— Start INFORMATION SHOWN —

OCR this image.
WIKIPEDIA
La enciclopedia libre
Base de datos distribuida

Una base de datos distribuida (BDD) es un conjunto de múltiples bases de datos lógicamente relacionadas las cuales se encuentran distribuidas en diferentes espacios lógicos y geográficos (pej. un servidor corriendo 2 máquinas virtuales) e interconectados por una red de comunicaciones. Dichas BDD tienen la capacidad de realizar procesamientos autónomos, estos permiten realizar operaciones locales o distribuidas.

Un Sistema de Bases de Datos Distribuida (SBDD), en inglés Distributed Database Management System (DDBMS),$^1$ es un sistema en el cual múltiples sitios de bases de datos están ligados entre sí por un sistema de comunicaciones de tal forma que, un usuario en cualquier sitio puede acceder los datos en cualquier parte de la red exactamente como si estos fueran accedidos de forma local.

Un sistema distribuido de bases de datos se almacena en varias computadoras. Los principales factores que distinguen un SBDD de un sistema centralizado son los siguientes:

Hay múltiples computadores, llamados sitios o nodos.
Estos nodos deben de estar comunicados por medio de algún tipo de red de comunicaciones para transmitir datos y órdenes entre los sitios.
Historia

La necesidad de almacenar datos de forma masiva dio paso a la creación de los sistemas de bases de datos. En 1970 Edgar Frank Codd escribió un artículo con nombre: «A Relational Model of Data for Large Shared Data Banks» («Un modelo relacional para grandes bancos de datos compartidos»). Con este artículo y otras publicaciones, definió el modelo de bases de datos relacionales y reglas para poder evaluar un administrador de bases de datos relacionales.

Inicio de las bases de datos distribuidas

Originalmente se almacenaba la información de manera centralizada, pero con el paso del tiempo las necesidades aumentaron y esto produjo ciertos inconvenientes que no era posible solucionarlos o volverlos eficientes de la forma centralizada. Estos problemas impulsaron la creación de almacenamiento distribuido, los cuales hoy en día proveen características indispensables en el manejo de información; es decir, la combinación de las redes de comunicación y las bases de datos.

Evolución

— End INFORMATION SHOWN —

◆ WORK TO BE COMPLETED
Figure out how many lines above include the string "distribuidas", then report that number and nothing else.

◆ ANSWER IN FULL
2